Below is a set of records; restate each one word for word.

•••

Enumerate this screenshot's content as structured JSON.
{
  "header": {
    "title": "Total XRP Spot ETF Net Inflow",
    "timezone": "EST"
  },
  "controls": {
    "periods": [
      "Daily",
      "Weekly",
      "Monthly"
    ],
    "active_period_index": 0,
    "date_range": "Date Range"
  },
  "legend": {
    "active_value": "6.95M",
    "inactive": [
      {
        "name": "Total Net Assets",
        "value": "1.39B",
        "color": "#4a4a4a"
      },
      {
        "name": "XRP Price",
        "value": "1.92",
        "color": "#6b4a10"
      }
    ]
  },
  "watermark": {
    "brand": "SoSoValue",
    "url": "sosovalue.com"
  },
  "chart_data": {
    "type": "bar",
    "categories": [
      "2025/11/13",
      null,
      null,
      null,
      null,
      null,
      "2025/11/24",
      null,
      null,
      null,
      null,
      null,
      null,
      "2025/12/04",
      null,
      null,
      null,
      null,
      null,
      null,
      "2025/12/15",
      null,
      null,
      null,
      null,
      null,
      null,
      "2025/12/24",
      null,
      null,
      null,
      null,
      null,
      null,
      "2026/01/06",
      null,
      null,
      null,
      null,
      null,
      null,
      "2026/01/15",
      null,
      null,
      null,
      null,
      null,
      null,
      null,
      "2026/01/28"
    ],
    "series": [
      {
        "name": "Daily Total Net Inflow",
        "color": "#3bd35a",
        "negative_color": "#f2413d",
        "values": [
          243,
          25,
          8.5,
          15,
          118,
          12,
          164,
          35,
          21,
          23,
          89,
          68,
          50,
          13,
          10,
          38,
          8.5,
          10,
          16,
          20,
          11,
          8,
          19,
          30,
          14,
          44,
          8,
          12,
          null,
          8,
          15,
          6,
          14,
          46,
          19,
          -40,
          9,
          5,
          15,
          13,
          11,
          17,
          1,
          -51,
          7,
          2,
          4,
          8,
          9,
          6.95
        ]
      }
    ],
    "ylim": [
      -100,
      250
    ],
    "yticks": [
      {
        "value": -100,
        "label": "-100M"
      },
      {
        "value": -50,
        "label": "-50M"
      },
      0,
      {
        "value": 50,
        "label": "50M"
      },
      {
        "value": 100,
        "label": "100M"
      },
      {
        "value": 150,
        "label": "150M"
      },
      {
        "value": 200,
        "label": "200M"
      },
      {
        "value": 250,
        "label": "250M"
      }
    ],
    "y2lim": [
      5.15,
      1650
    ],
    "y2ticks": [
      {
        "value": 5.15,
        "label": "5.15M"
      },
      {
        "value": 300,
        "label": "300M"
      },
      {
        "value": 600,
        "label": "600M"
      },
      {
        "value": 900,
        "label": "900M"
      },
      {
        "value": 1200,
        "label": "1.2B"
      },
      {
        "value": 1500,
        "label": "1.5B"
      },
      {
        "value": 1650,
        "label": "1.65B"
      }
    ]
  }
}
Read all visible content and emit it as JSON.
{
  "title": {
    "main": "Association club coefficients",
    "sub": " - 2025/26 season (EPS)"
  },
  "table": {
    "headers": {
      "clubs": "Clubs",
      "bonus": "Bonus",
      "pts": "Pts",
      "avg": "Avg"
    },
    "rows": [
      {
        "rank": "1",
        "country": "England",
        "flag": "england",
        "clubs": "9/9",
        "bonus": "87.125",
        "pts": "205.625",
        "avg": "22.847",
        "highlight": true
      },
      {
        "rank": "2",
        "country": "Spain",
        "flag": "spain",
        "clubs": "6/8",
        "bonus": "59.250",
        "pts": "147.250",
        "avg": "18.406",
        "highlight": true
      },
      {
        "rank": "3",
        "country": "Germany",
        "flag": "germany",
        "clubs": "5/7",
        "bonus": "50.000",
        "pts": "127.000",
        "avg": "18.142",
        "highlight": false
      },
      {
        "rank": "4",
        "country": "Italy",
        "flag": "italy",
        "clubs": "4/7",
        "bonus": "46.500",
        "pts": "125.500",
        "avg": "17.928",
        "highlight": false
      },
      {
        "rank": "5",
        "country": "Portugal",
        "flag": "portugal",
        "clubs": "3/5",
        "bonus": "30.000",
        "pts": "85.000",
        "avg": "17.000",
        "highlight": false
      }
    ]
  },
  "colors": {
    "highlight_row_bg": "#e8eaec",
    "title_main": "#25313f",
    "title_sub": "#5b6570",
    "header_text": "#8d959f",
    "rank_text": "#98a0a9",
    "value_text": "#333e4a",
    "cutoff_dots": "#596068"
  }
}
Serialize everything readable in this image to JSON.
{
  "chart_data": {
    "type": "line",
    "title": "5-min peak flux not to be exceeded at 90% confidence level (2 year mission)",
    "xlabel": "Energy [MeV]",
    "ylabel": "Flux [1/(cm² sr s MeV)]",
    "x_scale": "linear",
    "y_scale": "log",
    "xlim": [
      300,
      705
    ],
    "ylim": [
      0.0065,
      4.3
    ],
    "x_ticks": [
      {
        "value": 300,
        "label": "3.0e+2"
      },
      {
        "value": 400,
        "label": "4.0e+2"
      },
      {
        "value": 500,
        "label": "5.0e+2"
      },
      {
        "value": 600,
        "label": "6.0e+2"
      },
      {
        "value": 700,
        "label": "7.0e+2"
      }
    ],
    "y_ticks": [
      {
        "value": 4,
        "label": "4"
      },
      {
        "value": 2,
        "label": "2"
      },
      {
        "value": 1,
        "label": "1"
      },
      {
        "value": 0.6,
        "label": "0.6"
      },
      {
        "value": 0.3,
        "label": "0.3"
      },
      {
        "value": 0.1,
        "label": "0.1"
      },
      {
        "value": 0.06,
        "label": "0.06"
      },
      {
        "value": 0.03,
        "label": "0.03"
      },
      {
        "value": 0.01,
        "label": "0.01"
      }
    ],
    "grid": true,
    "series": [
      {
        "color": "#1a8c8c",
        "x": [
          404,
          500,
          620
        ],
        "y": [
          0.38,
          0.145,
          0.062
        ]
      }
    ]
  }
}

•••

◆ **Task answer**
Enumerate this screenshot's content as structured JSON.
{
  "header": {
    "title": "Total XRP Spot ETF Net Inflow",
    "timezone": "EST"
  },
  "controls": {
    "periods": [
      "Daily",
      "Weekly",
      "Monthly"
    ],
    "active_period_index": 0,
    "date_range": "Date Range"
  },
  "legend": {
    "active_value": "6.95M",
    "inactive": [
      {
        "name": "Total Net Assets",
        "value": "1.39B",
        "color": "#4a4a4a"
      },
      {
        "name": "XRP Price",
        "value": "1.92",
        "color": "#6b4a10"
      }
    ]
  },
  "watermark": {
    "brand": "SoSoValue",
    "url": "sosovalue.com"
  },
  "chart_data": {
    "type": "bar",
    "categories": [
      "2025/11/13",
      null,
      null,
      null,
      null,
      null,
      "2025/11/24",
      null,
      null,
      null,
      null,
      null,
      null,
      "2025/12/04",
      null,
      null,
      null,
      null,
      null,
      null,
      "2025/12/15",
      null,
      null,
      null,
      null,
      null,
      null,
      "2025/12/24",
      null,
      null,
      null,
      null,
      null,
      null,
      "2026/01/06",
      null,
      null,
      null,
      null,
      null,
      null,
      "2026/01/15",
      null,
      null,
      null,
      null,
      null,
      null,
      null,
      "2026/01/28"
    ],
    "series": [
      {
        "name": "Daily Total Net Inflow",
        "color": "#3bd35a",
        "negative_color": "#f2413d",
        "values": [
          243,
          25,
          8.5,
          15,
          118,
          12,
          164,
          35,
          21,
          23,
          89,
          68,
          50,
          13,
          10,
          38,
          8.5,
          10,
          16,
          20,
          11,
          8,
          19,
          30,
          14,
          44,
          8,
          12,
          null,
          8,
          15,
          6,
          14,
          46,
          19,
          -40,
          9,
          5,
          15,
          13,
          11,
          17,
          1,
          -51,
          7,
          2,
          4,
          8,
          9,
          6.95
        ]
      }
    ],
    "ylim": [
      -100,
      250
    ],
    "yticks": [
      {
        "value": -100,
        "label": "-100M"
      },
      {
        "value": -50,
        "label": "-50M"
      },
      0,
      {
        "value": 50,
        "label": "50M"
      },
      {
        "value": 100,
        "label": "100M"
      },
      {
        "value": 150,
        "label": "150M"
      },
      {
        "value": 200,
        "label": "200M"
      },
      {
        "value": 250,
        "label": "250M"
      }
    ],
    "y2lim": [
      5.15,
      1650
    ],
    "y2ticks": [
      {
        "value": 5.15,
        "label": "5.15M"
      },
      {
        "value": 300,
        "label": "300M"
      },
      {
        "value": 600,
        "label": "600M"
      },
      {
        "value": 900,
        "label": "900M"
      },
      {
        "value": 1200,
        "label": "1.2B"
      },
      {
        "value": 1500,
        "label": "1.5B"
      },
      {
        "value": 1650,
        "label": "1.65B"
      }
    ]
  }
}
Read all visible content and emit it as JSON.
{
  "title": {
    "main": "Association club coefficients",
    "sub": " - 2025/26 season (EPS)"
  },
  "table": {
    "headers": {
      "clubs": "Clubs",
      "bonus": "Bonus",
      "pts": "Pts",
      "avg": "Avg"
    },
    "rows": [
      {
        "rank": "1",
        "country": "England",
        "flag": "england",
        "clubs": "9/9",
        "bonus": "87.125",
        "pts": "205.625",
        "avg": "22.847",
        "highlight": true
      },
      {
        "rank": "2",
        "country": "Spain",
        "flag": "spain",
        "clubs": "6/8",
        "bonus": "59.250",
        "pts": "147.250",
        "avg": "18.406",
        "highlight": true
      },
      {
        "rank": "3",
        "country": "Germany",
        "flag": "germany",
        "clubs": "5/7",
        "bonus": "50.000",
        "pts": "127.000",
        "avg": "18.142",
        "highlight": false
      },
      {
        "rank": "4",
        "country": "Italy",
        "flag": "italy",
        "clubs": "4/7",
        "bonus": "46.500",
        "pts": "125.500",
        "avg": "17.928",
        "highlight": false
      },
      {
        "rank": "5",
        "country": "Portugal",
        "flag": "portugal",
        "clubs": "3/5",
        "bonus": "30.000",
        "pts": "85.000",
        "avg": "17.000",
        "highlight": false
      }
    ]
  },
  "colors": {
    "highlight_row_bg": "#e8eaec",
    "title_main": "#25313f",
    "title_sub": "#5b6570",
    "header_text": "#8d959f",
    "rank_text": "#98a0a9",
    "value_text": "#333e4a",
    "cutoff_dots": "#596068"
  }
}
Serialize everything readable in this image to JSON.
{
  "chart_data": {
    "type": "line",
    "title": "5-min peak flux not to be exceeded at 90% confidence level (2 year mission)",
    "xlabel": "Energy [MeV]",
    "ylabel": "Flux [1/(cm² sr s MeV)]",
    "x_scale": "linear",
    "y_scale": "log",
    "xlim": [
      300,
      705
    ],
    "ylim": [
      0.0065,
      4.3
    ],
    "x_ticks": [
      {
        "value": 300,
        "label": "3.0e+2"
      },
      {
        "value": 400,
        "label": "4.0e+2"
      },
      {
        "value": 500,
        "label": "5.0e+2"
      },
      {
        "value": 600,
        "label": "6.0e+2"
      },
      {
        "value": 700,
        "label": "7.0e+2"
      }
    ],
    "y_ticks": [
      {
        "value": 4,
        "label": "4"
      },
      {
        "value": 2,
        "label": "2"
      },
      {
        "value": 1,
        "label": "1"
      },
      {
        "value": 0.6,
        "label": "0.6"
      },
      {
        "value": 0.3,
        "label": "0.3"
      },
      {
        "value": 0.1,
        "label": "0.1"
      },
      {
        "value": 0.06,
        "label": "0.06"
      },
      {
        "value": 0.03,
        "label": "0.03"
      },
      {
        "value": 0.01,
        "label": "0.01"
      }
    ],
    "grid": true,
    "series": [
      {
        "color": "#1a8c8c",
        "x": [
          404,
          500,
          620
        ],
        "y": [
          0.38,
          0.145,
          0.062
        ]
      }
    ]
  }
}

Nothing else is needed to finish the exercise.